* _EXERCISE_
In how many lines of the data does the word "title" appear? Give the number by itself.

+++ EXTRACTED RECORDS

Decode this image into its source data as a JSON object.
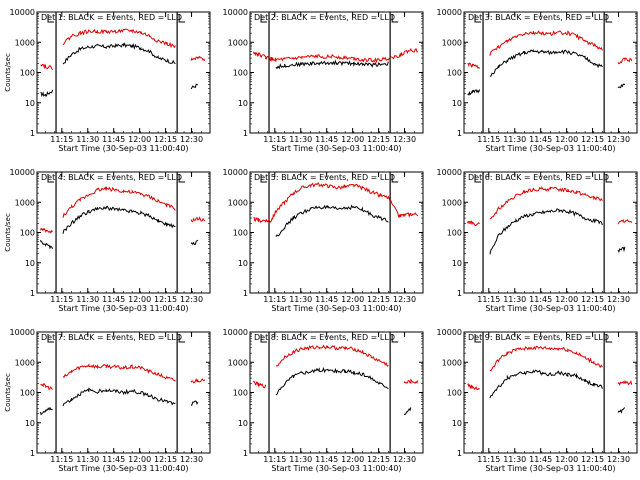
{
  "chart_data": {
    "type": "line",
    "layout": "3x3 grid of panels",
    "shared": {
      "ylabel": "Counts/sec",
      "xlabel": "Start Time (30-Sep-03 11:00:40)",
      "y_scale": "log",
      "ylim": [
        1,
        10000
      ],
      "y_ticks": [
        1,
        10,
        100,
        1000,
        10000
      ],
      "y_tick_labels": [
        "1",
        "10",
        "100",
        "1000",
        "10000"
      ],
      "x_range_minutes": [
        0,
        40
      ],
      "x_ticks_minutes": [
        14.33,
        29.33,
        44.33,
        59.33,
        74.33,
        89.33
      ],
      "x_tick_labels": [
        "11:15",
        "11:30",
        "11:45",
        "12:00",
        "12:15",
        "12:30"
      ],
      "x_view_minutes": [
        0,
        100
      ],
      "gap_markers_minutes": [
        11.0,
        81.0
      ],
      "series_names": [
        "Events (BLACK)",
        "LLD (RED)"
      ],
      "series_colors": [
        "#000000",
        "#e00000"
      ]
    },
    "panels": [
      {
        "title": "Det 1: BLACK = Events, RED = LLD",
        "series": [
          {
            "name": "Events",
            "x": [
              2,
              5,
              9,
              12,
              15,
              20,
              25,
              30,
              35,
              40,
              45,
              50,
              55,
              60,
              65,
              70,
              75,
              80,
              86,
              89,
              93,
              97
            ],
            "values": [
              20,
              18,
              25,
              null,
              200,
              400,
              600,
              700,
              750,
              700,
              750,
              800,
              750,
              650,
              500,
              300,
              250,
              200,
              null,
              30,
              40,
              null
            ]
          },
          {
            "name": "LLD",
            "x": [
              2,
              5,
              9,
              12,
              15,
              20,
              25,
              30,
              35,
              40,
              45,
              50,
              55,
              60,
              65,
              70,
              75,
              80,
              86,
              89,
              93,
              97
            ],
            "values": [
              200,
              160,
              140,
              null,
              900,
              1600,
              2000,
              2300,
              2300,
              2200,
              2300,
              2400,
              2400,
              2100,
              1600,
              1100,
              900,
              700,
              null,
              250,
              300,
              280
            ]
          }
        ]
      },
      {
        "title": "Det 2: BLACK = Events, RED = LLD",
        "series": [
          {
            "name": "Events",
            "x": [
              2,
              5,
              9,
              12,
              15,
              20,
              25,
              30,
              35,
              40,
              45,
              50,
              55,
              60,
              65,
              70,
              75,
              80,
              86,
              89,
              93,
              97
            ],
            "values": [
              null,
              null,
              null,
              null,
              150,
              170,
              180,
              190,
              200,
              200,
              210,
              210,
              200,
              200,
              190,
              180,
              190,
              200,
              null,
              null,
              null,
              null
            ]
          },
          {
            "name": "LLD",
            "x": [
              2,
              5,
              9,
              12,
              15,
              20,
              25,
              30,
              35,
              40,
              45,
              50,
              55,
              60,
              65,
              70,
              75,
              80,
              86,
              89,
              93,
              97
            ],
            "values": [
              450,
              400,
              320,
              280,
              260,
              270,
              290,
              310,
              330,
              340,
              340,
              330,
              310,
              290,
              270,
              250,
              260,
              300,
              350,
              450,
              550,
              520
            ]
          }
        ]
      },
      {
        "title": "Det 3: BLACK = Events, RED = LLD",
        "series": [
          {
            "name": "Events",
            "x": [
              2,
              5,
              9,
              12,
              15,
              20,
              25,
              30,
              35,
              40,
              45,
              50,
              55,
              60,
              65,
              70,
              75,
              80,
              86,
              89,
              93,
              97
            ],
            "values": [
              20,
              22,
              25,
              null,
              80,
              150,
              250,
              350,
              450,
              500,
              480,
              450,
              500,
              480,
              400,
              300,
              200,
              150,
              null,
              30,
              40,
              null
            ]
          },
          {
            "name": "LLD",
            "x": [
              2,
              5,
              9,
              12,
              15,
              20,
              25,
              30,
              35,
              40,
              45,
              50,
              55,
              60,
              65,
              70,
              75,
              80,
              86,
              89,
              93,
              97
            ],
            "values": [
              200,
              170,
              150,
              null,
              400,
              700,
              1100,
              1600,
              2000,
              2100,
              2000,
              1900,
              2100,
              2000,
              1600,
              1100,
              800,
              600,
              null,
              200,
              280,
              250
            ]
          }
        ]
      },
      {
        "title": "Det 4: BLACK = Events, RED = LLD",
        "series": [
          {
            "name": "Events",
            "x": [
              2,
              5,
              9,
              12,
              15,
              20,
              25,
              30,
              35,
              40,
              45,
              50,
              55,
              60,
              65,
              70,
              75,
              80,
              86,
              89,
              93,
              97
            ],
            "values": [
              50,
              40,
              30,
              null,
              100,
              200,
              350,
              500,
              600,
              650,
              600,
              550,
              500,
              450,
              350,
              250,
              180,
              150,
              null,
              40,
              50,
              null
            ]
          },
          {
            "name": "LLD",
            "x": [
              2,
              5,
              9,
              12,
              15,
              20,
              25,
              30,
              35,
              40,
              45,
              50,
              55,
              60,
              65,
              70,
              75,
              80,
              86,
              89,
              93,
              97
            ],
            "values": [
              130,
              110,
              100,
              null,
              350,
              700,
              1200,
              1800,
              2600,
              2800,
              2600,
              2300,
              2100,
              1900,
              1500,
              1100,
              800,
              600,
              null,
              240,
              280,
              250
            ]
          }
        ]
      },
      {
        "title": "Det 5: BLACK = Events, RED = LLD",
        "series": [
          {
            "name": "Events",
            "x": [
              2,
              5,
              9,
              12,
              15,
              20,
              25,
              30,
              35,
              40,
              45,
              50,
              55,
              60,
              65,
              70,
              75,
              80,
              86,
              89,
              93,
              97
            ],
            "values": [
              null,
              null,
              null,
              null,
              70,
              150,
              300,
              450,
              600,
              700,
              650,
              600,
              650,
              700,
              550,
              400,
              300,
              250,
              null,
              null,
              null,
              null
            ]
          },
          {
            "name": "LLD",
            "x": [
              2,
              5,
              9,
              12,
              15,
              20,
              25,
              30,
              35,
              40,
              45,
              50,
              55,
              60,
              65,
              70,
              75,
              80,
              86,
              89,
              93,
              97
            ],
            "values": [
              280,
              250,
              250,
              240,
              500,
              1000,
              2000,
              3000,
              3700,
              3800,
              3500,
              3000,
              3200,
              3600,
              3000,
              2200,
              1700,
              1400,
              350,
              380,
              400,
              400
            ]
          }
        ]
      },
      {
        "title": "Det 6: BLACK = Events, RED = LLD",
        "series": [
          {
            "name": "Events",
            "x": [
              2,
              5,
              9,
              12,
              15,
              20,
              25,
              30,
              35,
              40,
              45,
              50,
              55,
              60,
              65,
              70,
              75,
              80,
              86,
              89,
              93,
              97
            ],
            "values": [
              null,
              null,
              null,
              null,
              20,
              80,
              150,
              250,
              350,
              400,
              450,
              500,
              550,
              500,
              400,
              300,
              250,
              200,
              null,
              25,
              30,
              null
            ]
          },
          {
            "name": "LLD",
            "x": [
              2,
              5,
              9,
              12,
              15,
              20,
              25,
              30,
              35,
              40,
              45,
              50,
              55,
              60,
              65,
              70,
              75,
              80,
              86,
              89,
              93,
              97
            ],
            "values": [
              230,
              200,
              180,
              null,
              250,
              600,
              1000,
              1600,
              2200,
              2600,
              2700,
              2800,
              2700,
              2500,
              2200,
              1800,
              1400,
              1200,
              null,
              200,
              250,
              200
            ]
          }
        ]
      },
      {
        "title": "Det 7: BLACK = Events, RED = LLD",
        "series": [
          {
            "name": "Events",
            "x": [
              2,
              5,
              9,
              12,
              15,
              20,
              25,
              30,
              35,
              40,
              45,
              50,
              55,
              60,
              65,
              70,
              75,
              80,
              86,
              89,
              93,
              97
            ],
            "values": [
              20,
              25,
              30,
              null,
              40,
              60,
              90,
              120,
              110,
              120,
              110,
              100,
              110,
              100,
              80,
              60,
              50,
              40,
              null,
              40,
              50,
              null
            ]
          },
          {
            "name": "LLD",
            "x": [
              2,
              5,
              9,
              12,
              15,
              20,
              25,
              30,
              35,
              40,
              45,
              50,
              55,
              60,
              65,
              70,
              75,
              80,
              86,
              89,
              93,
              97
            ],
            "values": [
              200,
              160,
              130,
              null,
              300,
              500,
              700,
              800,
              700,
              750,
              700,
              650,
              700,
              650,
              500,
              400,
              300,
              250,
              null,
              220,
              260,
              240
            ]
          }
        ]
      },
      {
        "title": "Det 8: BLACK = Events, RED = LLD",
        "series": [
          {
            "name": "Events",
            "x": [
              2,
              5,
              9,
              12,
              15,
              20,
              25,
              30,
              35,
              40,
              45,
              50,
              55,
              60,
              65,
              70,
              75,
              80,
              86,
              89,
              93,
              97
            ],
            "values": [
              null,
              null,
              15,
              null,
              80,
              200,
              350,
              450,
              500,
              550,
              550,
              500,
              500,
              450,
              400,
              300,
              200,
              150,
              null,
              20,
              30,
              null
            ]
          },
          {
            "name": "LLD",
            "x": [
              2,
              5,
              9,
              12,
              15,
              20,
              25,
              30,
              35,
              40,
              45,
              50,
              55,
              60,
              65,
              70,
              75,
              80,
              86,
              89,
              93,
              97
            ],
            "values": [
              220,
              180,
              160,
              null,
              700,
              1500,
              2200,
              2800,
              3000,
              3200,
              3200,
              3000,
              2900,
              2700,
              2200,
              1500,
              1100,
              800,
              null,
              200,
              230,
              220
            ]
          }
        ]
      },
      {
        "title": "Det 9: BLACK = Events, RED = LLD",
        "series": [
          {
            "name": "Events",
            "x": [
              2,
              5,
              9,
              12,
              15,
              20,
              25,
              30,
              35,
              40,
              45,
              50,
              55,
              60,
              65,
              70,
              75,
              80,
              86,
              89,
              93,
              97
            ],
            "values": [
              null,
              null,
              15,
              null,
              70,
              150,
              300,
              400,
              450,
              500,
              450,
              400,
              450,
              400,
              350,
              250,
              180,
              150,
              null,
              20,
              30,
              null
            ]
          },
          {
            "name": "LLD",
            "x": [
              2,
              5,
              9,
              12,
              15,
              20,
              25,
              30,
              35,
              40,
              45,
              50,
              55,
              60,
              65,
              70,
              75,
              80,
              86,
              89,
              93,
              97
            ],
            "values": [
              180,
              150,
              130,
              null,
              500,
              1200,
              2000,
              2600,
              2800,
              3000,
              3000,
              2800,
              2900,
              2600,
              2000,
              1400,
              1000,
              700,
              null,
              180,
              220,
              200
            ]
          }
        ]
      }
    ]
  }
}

++++++

* _EXERCISE RESULT_
9